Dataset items
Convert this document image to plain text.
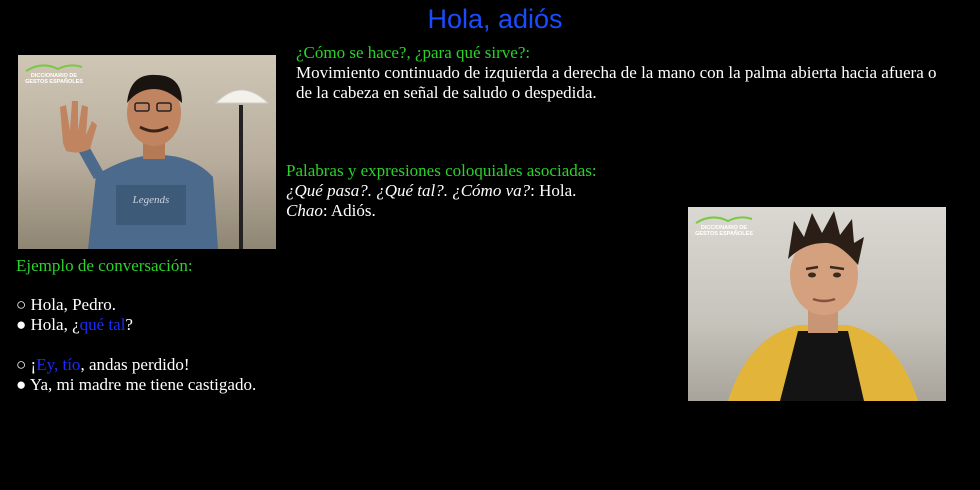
Hola, adiós
Legends
DICCIONARIO DE
GESTOS ESPAÑOLES
DICCIONARIO DE
GESTOS ESPAÑOLES
¿Cómo se hace?, ¿para qué sirve?:
Movimiento continuado de izquierda a derecha de la mano con la palma abierta hacia afuera o de la cabeza en señal de saludo o despedida.
Palabras y expresiones coloquiales asociadas:
¿Qué pasa?. ¿Qué tal?. ¿Cómo va?: Hola.
Chao: Adiós.
Ejemplo de conversación:
○ Hola, Pedro.
● Hola, ¿qué tal?
○ ¡Ey, tío, andas perdido!
● Ya, mi madre me tiene castigado.
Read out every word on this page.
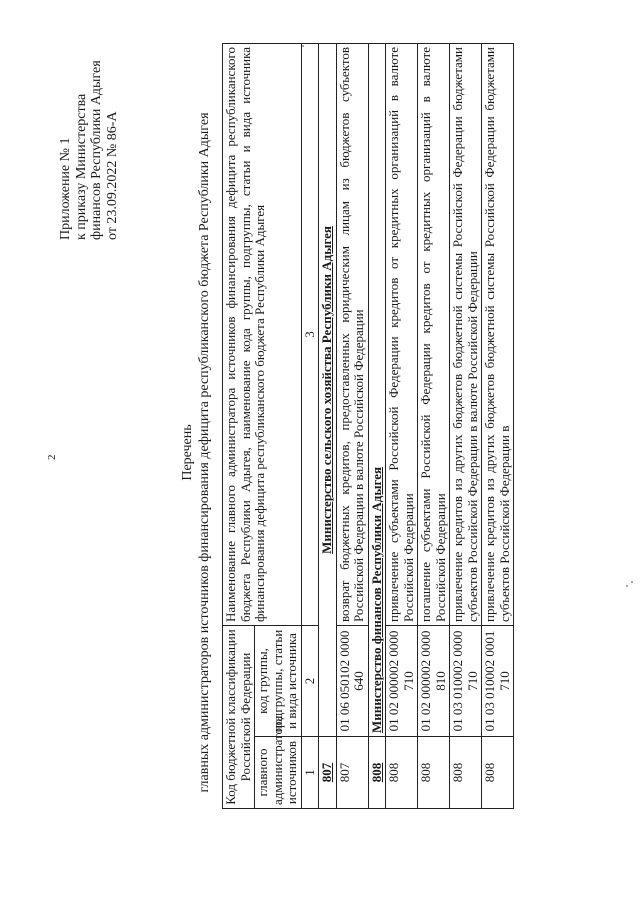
2
Приложение № 1 к приказу Министерства финансов Республики Адыгея от 23.09.2022 № 86-А
Перечень главных администраторов источников финансирования дефицита республиканского бюджета Республики Адыгея Код бюджетной классификации Российской Федерации		Наименование главного администратора источников финансирования дефицита республиканского бюджета Республики Адыгея, наименование кода группы, подгруппы, статьи и вида источника финансирования дефицита республиканского бюджета Республики Адыгея
главного администратора источников	код группы, подгруппы, статьи и вида источника	
1	2	3
807	Министерство сельского хозяйства Республики Адыгея	
807	01 06 050102 0000 640	возврат бюджетных кредитов, предоставленных юридическим лицам из бюджетов субъектов Российской Федерации в валюте Российской Федерации
808	Министерство финансов Республики Адыгея	
808	01 02 000002 0000 710	привлечение субъектами Российской Федерации кредитов от кредитных организаций в валюте Российской Федерации
808	01 02 000002 0000 810	погашение субъектами Российской Федерации кредитов от кредитных организаций в валюте Российской Федерации
808	01 03 010002 0000 710	привлечение кредитов из других бюджетов бюджетной системы Российской Федерации бюджетами субъектов Российской Федерации в валюте Российской Федерации
808	01 03 010002 0001 710	привлечение кредитов из других бюджетов бюджетной системы Российской Федерации бюджетами субъектов Российской Федерации в
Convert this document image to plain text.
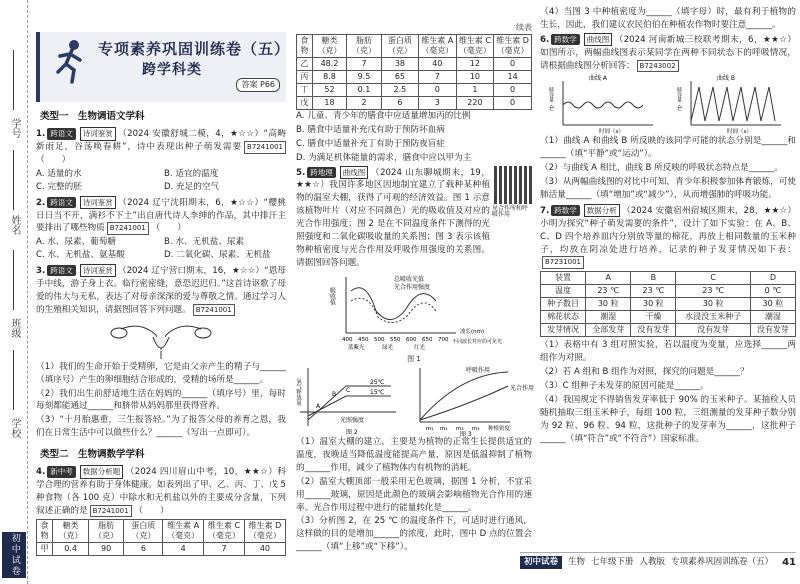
学号
姓名
班级
学校
初中试卷
专项素养巩固训练卷（五）
跨学科类
答案 P66
类型一　生物调语文学科

1. 跨语文 诗词鉴赏 （2024 安徽舒城二模，4，★☆☆）“高畴新雨足，谷荡唤春耕”，诗中表现出种子萌发需要 B7241001 （　　）

A. 适量的水	B. 适宜的温度
C. 完整的胚	D. 充足的空气

2. 跨语文 诗词鉴赏 （2024 辽宁沈阳期末，6，★☆☆）“樱桃日日当不开，满衫不下土”出自唐代诗人李绅的作品，其中排汗主要排出了哪些物质 B7241001 （　　）

A. 水、尿素、葡萄糖	B. 水、无机盐、尿素
C. 水、无机盐、氨基酸	D. 二氧化碳、尿素、无机盐

3. 跨语文 诗词鉴赏 （2024 辽宁营口期末，16，★☆☆）“恩母手中线，游子身上衣。临行密密缝，意恐迟迟归。”这首诗讴歌了母爱的伟大与无私，表达了对母亲深深的爱与尊敬之情。通过学习人的生殖相关知识，请据图回答下列问题。 B7241001

（1）我们的生命开始于受精卵，它是由父亲产生的精子与______（填序号）产生的卵细胞结合形成的，受精的场所是______。

（2）我们出生前舒适地生活在妈妈的______（填序号）里，每时每刻都能通过______和脐带从妈妈那里获得营养。

（3）“十月胎惠重，三生报答轻。”为了报答父母的养育之恩，我们在日常生活中可以做些什么？______（写出一点即可）。

类型二　生物调数学学科

4. 新中考 数据分析题 （2024 四川眉山中考，10，★★☆）科学合理的营养有助于身体健康。如表列出了甲、乙、丙、丁、戊 5 种食物（各 100 克）中除水和无机盐以外的主要成分含量，下列叙述正确的是 B7241001 （　　）

食物	糖类（克）	脂肪（克）	蛋白质（克）	维生素 A（毫克）	维生素 C（毫克）	维生素 D（毫克）
甲	0.4	90	6	4	7	40
续表
食物	糖类（克）	脂肪（克）	蛋白质（克）	维生素 A（毫克）	维生素 C（毫克）	维生素 D（毫克）
乙	48.2	7	38	40	12	0
丙	8.8	9.5	65	7	10	14
丁	52	0.1	2.5	0	1	0
戊	18	2	6	3	220	0

A. 儿童、青少年的膳食中应适量增加丙的比例

B. 膳食中适量补充戊有助于预防坏血病

C. 膳食中适量补充丁有助于预防夜盲症

D. 为满足机体能量的需求，膳食中应以甲为主

5. 跨地理 曲线图 （2024 山东聊城期末，19，★★☆）我国许多地区因地制宜建立了载种某种植物的温室大棚，获得了可观的经济效益。图 1 示意该植物叶片（对应不同颜色）光的吸收值及对应的光合作用强度；图 2 是在不同温度条件下测得的光照强度和二氧化碳吸收量的关系图；图 3 表示该植物种植密度与光合作用及呼吸作用强度的关系图。请据图回答问题。

见合作所和呼吸作用
吸收值
总吸收光值
光合作用强度
400 450 500 550 600 650 700
波长(nm)
蓝紫光	绿光	红光
不同波长对应的可见光
图 1
氧气释放量	25℃
15℃
A
B
C
光照强度
图 2
呼吸作用
光合作用
m₁ m₂ m₃ m₄ 种植密度
图 3

（1）温室大棚的建立，主要是为植物的正常生长提供适宜的温度，夜晚适当降低温度能提高产量，原因是低温抑制了植物的______作用，减少了植物体内有机物的消耗。

（2）温室大棚顶部一般采用无色玻璃，据图 1 分析，不宜采用______玻璃，原因是此颜色的玻璃会影响植物光合作用的速率。光合作用过程中进行的能量转化是______。

（3）分析图 2，在 25 ℃ 的温度条件下，可适时进行通风，这样做的目的是增加______的浓度，此时，图中 D 点的位置会______（填“上移”或“下移”）。

（4）当图 3 中种植密度为______（填字母）时，最有利于植物的生长，因此，我们建议农民伯伯在种植农作物时要注意______。

6. 跨数学 曲线图 （2024 河南新城三校联考期末，6，★★☆）如图所示，两幅曲线图表示某同学在两种不同状态下的呼吸情况，请根据曲线图分析回答： B7243002

曲线 A
肺容量（L）
时间（s）
曲线 B
肺容量（L）
时间（s）

（1）曲线 A 和曲线 B 所反映的该同学可能的状态分别是______和______（填“平静”或“运动”）。

（2）与曲线 A 相比，曲线 B 所反映的呼吸状态特点是______。

（3）从两幅曲线图的对比中可知，青少年积极参加体育锻炼，可使肺活量______（填“增加”或“减少”），从而增强肺的呼吸功能。

7. 跨数学 数据分析 （2024 安徽宿州宿城区期末，28，★★☆）小明为探究“种子萌发需要的条件”，设计了如下实验：在 A、B、C、D 四个培养皿内分别放等量的棉花，再放上相同数量的玉米种子，均放在阴凉处进行培养，记录的种子发芽情况如下表：B7231001

装置	A	B	C	D
温度	23 ℃	23 ℃	23 ℃	0 ℃
种子数目	30 粒	30 粒	30 粒	30 粒
棉花状态	潮湿	干燥	水浸没玉米种子	潮湿
发芽情况	全部发芽	没有发芽	没有发芽	没有发芽

（1）表格中有 3 组对照实验，若以温度为变量，应选择______两组作为对照。

（2）若 A 组和 B 组作为对照，探究的问题是______？

（3）C 组种子未发芽的原因可能是______。

（4）我国规定不得销售发芽率低于 90% 的玉米种子。某抽检人员随机抽取三组玉米种子，每组 100 粒，三组测量的发芽种子数分别为 92 粒、96 粒、94 粒，这批种子的发芽率为______，这批种子______（填“符合”或“不符合”）国家标准。

初中试卷	生物 七年级下册 人教版 专项素养巩固训练卷（五） 41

- [EXERCISE AIM]
Print the complete listing exactly as it stands, without its pictures.

- [COMPLETED TASK]
Convert this document image to plain text.
Hola, adiós
Legends
DICCIONARIO DE
GESTOS ESPAÑOLES
DICCIONARIO DE
GESTOS ESPAÑOLES
¿Cómo se hace?, ¿para qué sirve?:
Movimiento continuado de izquierda a derecha de la mano con la palma abierta hacia afuera o de la cabeza en señal de saludo o despedida.
Palabras y expresiones coloquiales asociadas:
¿Qué pasa?. ¿Qué tal?. ¿Cómo va?: Hola.
Chao: Adiós.
Ejemplo de conversación:
○ Hola, Pedro.
● Hola, ¿qué tal?
○ ¡Ey, tío, andas perdido!
● Ya, mi madre me tiene castigado.
Read out every word on this page.
2
Приложение № 1 к приказу Министерства финансов Республики Адыгея от 23.09.2022 № 86-А
Перечень главных администраторов источников финансирования дефицита республиканского бюджета Республики Адыгея Код бюджетной классификации Российской Федерации		Наименование главного администратора источников финансирования дефицита республиканского бюджета Республики Адыгея, наименование кода группы, подгруппы, статьи и вида источника финансирования дефицита республиканского бюджета Республики Адыгея
главного администратора источников	код группы, подгруппы, статьи и вида источника	
1	2	3
807	Министерство сельского хозяйства Республики Адыгея	
807	01 06 050102 0000 640	возврат бюджетных кредитов, предоставленных юридическим лицам из бюджетов субъектов Российской Федерации в валюте Российской Федерации
808	Министерство финансов Республики Адыгея	
808	01 02 000002 0000 710	привлечение субъектами Российской Федерации кредитов от кредитных организаций в валюте Российской Федерации
808	01 02 000002 0000 810	погашение субъектами Российской Федерации кредитов от кредитных организаций в валюте Российской Федерации
808	01 03 010002 0000 710	привлечение кредитов из других бюджетов бюджетной системы Российской Федерации бюджетами субъектов Российской Федерации в валюте Российской Федерации
808	01 03 010002 0001 710	привлечение кредитов из других бюджетов бюджетной системы Российской Федерации бюджетами субъектов Российской Федерации в
Convert this document image to plain text.
学号
姓名
班级
学校
初中试卷
专项素养巩固训练卷（五）
跨学科类
答案 P66
类型一　生物调语文学科

1. 跨语文 诗词鉴赏 （2024 安徽舒城二模，4，★☆☆）“高畴新雨足，谷荡唤春耕”，诗中表现出种子萌发需要 B7241001 （　　）

A. 适量的水	B. 适宜的温度
C. 完整的胚	D. 充足的空气

2. 跨语文 诗词鉴赏 （2024 辽宁沈阳期末，6，★☆☆）“樱桃日日当不开，满衫不下土”出自唐代诗人李绅的作品，其中排汗主要排出了哪些物质 B7241001 （　　）

A. 水、尿素、葡萄糖	B. 水、无机盐、尿素
C. 水、无机盐、氨基酸	D. 二氧化碳、尿素、无机盐

3. 跨语文 诗词鉴赏 （2024 辽宁营口期末，16，★☆☆）“恩母手中线，游子身上衣。临行密密缝，意恐迟迟归。”这首诗讴歌了母爱的伟大与无私，表达了对母亲深深的爱与尊敬之情。通过学习人的生殖相关知识，请据图回答下列问题。 B7241001

（1）我们的生命开始于受精卵，它是由父亲产生的精子与______（填序号）产生的卵细胞结合形成的，受精的场所是______。

（2）我们出生前舒适地生活在妈妈的______（填序号）里，每时每刻都能通过______和脐带从妈妈那里获得营养。

（3）“十月胎惠重，三生报答轻。”为了报答父母的养育之恩，我们在日常生活中可以做些什么？______（写出一点即可）。

类型二　生物调数学学科

4. 新中考 数据分析题 （2024 四川眉山中考，10，★★☆）科学合理的营养有助于身体健康。如表列出了甲、乙、丙、丁、戊 5 种食物（各 100 克）中除水和无机盐以外的主要成分含量，下列叙述正确的是 B7241001 （　　）

食物	糖类（克）	脂肪（克）	蛋白质（克）	维生素 A（毫克）	维生素 C（毫克）	维生素 D（毫克）
甲	0.4	90	6	4	7	40
续表
食物	糖类（克）	脂肪（克）	蛋白质（克）	维生素 A（毫克）	维生素 C（毫克）	维生素 D（毫克）
乙	48.2	7	38	40	12	0
丙	8.8	9.5	65	7	10	14
丁	52	0.1	2.5	0	1	0
戊	18	2	6	3	220	0

A. 儿童、青少年的膳食中应适量增加丙的比例

B. 膳食中适量补充戊有助于预防坏血病

C. 膳食中适量补充丁有助于预防夜盲症

D. 为满足机体能量的需求，膳食中应以甲为主

5. 跨地理 曲线图 （2024 山东聊城期末，19，★★☆）我国许多地区因地制宜建立了载种某种植物的温室大棚，获得了可观的经济效益。图 1 示意该植物叶片（对应不同颜色）光的吸收值及对应的光合作用强度；图 2 是在不同温度条件下测得的光照强度和二氧化碳吸收量的关系图；图 3 表示该植物种植密度与光合作用及呼吸作用强度的关系图。请据图回答问题。

见合作所和呼吸作用
吸收值
总吸收光值
光合作用强度
400 450 500 550 600 650 700
波长(nm)
蓝紫光	绿光	红光
不同波长对应的可见光
图 1
氧气释放量	25℃
15℃
A
B
C
光照强度
图 2
呼吸作用
光合作用
m₁ m₂ m₃ m₄ 种植密度
图 3

（1）温室大棚的建立，主要是为植物的正常生长提供适宜的温度，夜晚适当降低温度能提高产量，原因是低温抑制了植物的______作用，减少了植物体内有机物的消耗。

（2）温室大棚顶部一般采用无色玻璃，据图 1 分析，不宜采用______玻璃，原因是此颜色的玻璃会影响植物光合作用的速率。光合作用过程中进行的能量转化是______。

（3）分析图 2，在 25 ℃ 的温度条件下，可适时进行通风，这样做的目的是增加______的浓度，此时，图中 D 点的位置会______（填“上移”或“下移”）。

（4）当图 3 中种植密度为______（填字母）时，最有利于植物的生长，因此，我们建议农民伯伯在种植农作物时要注意______。

6. 跨数学 曲线图 （2024 河南新城三校联考期末，6，★★☆）如图所示，两幅曲线图表示某同学在两种不同状态下的呼吸情况，请根据曲线图分析回答： B7243002

曲线 A
肺容量（L）
时间（s）
曲线 B
肺容量（L）
时间（s）

（1）曲线 A 和曲线 B 所反映的该同学可能的状态分别是______和______（填“平静”或“运动”）。

（2）与曲线 A 相比，曲线 B 所反映的呼吸状态特点是______。

（3）从两幅曲线图的对比中可知，青少年积极参加体育锻炼，可使肺活量______（填“增加”或“减少”），从而增强肺的呼吸功能。

7. 跨数学 数据分析 （2024 安徽宿州宿城区期末，28，★★☆）小明为探究“种子萌发需要的条件”，设计了如下实验：在 A、B、C、D 四个培养皿内分别放等量的棉花，再放上相同数量的玉米种子，均放在阴凉处进行培养，记录的种子发芽情况如下表：B7231001

装置	A	B	C	D
温度	23 ℃	23 ℃	23 ℃	0 ℃
种子数目	30 粒	30 粒	30 粒	30 粒
棉花状态	潮湿	干燥	水浸没玉米种子	潮湿
发芽情况	全部发芽	没有发芽	没有发芽	没有发芽

（1）表格中有 3 组对照实验，若以温度为变量，应选择______两组作为对照。

（2）若 A 组和 B 组作为对照，探究的问题是______？

（3）C 组种子未发芽的原因可能是______。

（4）我国规定不得销售发芽率低于 90% 的玉米种子。某抽检人员随机抽取三组玉米种子，每组 100 粒，三组测量的发芽种子数分别为 92 粒、96 粒、94 粒，这批种子的发芽率为______，这批种子______（填“符合”或“不符合”）国家标准。

初中试卷	生物 七年级下册 人教版 专项素养巩固训练卷（五） 41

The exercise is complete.